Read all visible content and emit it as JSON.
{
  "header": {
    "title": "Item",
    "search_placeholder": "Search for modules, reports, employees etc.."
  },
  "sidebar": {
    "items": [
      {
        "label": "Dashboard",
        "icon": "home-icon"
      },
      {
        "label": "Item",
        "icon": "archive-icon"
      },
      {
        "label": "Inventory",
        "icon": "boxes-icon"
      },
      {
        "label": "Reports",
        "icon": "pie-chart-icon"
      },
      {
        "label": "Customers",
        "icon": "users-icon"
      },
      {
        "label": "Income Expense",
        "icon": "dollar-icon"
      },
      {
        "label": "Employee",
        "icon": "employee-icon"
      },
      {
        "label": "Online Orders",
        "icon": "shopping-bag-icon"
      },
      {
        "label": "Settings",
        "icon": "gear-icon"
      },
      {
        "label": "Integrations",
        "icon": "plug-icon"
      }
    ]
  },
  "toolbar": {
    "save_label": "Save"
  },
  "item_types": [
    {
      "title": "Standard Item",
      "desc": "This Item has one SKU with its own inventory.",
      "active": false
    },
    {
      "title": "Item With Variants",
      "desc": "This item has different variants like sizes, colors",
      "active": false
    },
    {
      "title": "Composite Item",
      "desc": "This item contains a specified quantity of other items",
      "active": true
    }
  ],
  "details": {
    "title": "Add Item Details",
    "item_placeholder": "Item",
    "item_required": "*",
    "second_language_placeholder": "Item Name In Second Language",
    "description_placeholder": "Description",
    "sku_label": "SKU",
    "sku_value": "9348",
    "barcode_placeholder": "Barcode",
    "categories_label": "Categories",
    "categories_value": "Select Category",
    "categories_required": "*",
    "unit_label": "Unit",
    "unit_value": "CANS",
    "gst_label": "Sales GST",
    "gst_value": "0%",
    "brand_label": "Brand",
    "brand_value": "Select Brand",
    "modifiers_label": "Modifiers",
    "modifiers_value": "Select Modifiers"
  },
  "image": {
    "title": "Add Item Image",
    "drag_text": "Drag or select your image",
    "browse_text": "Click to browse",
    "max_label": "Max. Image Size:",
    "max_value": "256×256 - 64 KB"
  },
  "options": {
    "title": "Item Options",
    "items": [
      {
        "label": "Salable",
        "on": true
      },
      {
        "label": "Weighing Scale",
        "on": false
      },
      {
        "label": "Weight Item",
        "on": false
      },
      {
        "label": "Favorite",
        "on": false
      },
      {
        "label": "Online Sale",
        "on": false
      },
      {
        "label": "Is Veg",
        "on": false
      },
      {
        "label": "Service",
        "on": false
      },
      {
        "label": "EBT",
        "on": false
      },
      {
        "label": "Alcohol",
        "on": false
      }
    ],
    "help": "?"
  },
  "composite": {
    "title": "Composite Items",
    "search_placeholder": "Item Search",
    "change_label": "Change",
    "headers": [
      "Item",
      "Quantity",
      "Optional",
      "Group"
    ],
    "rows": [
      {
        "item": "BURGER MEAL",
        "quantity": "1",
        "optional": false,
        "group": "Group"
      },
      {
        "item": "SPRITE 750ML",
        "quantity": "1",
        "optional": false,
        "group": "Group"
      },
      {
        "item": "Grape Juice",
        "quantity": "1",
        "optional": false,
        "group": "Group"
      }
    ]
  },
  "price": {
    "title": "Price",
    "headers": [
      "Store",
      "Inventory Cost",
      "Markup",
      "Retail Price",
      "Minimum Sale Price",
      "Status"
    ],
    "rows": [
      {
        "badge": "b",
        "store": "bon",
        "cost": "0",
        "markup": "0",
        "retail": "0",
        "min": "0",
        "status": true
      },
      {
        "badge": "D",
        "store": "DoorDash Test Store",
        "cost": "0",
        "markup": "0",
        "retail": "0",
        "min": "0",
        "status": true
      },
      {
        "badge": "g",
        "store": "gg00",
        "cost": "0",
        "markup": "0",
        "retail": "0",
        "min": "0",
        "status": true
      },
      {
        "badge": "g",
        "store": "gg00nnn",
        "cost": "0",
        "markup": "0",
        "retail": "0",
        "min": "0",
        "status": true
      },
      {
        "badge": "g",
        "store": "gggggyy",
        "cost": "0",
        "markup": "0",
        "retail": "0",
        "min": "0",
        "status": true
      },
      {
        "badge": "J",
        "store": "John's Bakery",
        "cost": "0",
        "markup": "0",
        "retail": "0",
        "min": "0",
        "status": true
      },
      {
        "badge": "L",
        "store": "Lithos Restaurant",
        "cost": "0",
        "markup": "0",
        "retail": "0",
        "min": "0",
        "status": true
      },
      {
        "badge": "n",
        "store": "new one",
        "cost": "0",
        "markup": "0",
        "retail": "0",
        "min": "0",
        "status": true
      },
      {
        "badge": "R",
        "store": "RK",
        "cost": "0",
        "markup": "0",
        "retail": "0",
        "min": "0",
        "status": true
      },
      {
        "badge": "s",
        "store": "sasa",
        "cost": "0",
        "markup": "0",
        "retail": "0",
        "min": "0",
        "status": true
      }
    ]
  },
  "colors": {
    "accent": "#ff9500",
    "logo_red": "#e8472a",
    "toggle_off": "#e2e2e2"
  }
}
........
Quote the whole listing above, leaving nothing out.

Read all visible content and emit it as JSON.
{
  "header": {
    "title": "Item",
    "search_placeholder": "Search for modules, reports, employees etc.."
  },
  "sidebar": {
    "items": [
      {
        "label": "Dashboard",
        "icon": "home-icon"
      },
      {
        "label": "Item",
        "icon": "archive-icon"
      },
      {
        "label": "Inventory",
        "icon": "boxes-icon"
      },
      {
        "label": "Reports",
        "icon": "pie-chart-icon"
      },
      {
        "label": "Customers",
        "icon": "users-icon"
      },
      {
        "label": "Income Expense",
        "icon": "dollar-icon"
      },
      {
        "label": "Employee",
        "icon": "employee-icon"
      },
      {
        "label": "Online Orders",
        "icon": "shopping-bag-icon"
      },
      {
        "label": "Settings",
        "icon": "gear-icon"
      },
      {
        "label": "Integrations",
        "icon": "plug-icon"
      }
    ]
  },
  "toolbar": {
    "save_label": "Save"
  },
  "item_types": [
    {
      "title": "Standard Item",
      "desc": "This Item has one SKU with its own inventory.",
      "active": false
    },
    {
      "title": "Item With Variants",
      "desc": "This item has different variants like sizes, colors",
      "active": false
    },
    {
      "title": "Composite Item",
      "desc": "This item contains a specified quantity of other items",
      "active": true
    }
  ],
  "details": {
    "title": "Add Item Details",
    "item_placeholder": "Item",
    "item_required": "*",
    "second_language_placeholder": "Item Name In Second Language",
    "description_placeholder": "Description",
    "sku_label": "SKU",
    "sku_value": "9348",
    "barcode_placeholder": "Barcode",
    "categories_label": "Categories",
    "categories_value": "Select Category",
    "categories_required": "*",
    "unit_label": "Unit",
    "unit_value": "CANS",
    "gst_label": "Sales GST",
    "gst_value": "0%",
    "brand_label": "Brand",
    "brand_value": "Select Brand",
    "modifiers_label": "Modifiers",
    "modifiers_value": "Select Modifiers"
  },
  "image": {
    "title": "Add Item Image",
    "drag_text": "Drag or select your image",
    "browse_text": "Click to browse",
    "max_label": "Max. Image Size:",
    "max_value": "256×256 - 64 KB"
  },
  "options": {
    "title": "Item Options",
    "items": [
      {
        "label": "Salable",
        "on": true
      },
      {
        "label": "Weighing Scale",
        "on": false
      },
      {
        "label": "Weight Item",
        "on": false
      },
      {
        "label": "Favorite",
        "on": false
      },
      {
        "label": "Online Sale",
        "on": false
      },
      {
        "label": "Is Veg",
        "on": false
      },
      {
        "label": "Service",
        "on": false
      },
      {
        "label": "EBT",
        "on": false
      },
      {
        "label": "Alcohol",
        "on": false
      }
    ],
    "help": "?"
  },
  "composite": {
    "title": "Composite Items",
    "search_placeholder": "Item Search",
    "change_label": "Change",
    "headers": [
      "Item",
      "Quantity",
      "Optional",
      "Group"
    ],
    "rows": [
      {
        "item": "BURGER MEAL",
        "quantity": "1",
        "optional": false,
        "group": "Group"
      },
      {
        "item": "SPRITE 750ML",
        "quantity": "1",
        "optional": false,
        "group": "Group"
      },
      {
        "item": "Grape Juice",
        "quantity": "1",
        "optional": false,
        "group": "Group"
      }
    ]
  },
  "price": {
    "title": "Price",
    "headers": [
      "Store",
      "Inventory Cost",
      "Markup",
      "Retail Price",
      "Minimum Sale Price",
      "Status"
    ],
    "rows": [
      {
        "badge": "b",
        "store": "bon",
        "cost": "0",
        "markup": "0",
        "retail": "0",
        "min": "0",
        "status": true
      },
      {
        "badge": "D",
        "store": "DoorDash Test Store",
        "cost": "0",
        "markup": "0",
        "retail": "0",
        "min": "0",
        "status": true
      },
      {
        "badge": "g",
        "store": "gg00",
        "cost": "0",
        "markup": "0",
        "retail": "0",
        "min": "0",
        "status": true
      },
      {
        "badge": "g",
        "store": "gg00nnn",
        "cost": "0",
        "markup": "0",
        "retail": "0",
        "min": "0",
        "status": true
      },
      {
        "badge": "g",
        "store": "gggggyy",
        "cost": "0",
        "markup": "0",
        "retail": "0",
        "min": "0",
        "status": true
      },
      {
        "badge": "J",
        "store": "John's Bakery",
        "cost": "0",
        "markup": "0",
        "retail": "0",
        "min": "0",
        "status": true
      },
      {
        "badge": "L",
        "store": "Lithos Restaurant",
        "cost": "0",
        "markup": "0",
        "retail": "0",
        "min": "0",
        "status": true
      },
      {
        "badge": "n",
        "store": "new one",
        "cost": "0",
        "markup": "0",
        "retail": "0",
        "min": "0",
        "status": true
      },
      {
        "badge": "R",
        "store": "RK",
        "cost": "0",
        "markup": "0",
        "retail": "0",
        "min": "0",
        "status": true
      },
      {
        "badge": "s",
        "store": "sasa",
        "cost": "0",
        "markup": "0",
        "retail": "0",
        "min": "0",
        "status": true
      }
    ]
  },
  "colors": {
    "accent": "#ff9500",
    "logo_red": "#e8472a",
    "toggle_off": "#e2e2e2"
  }
}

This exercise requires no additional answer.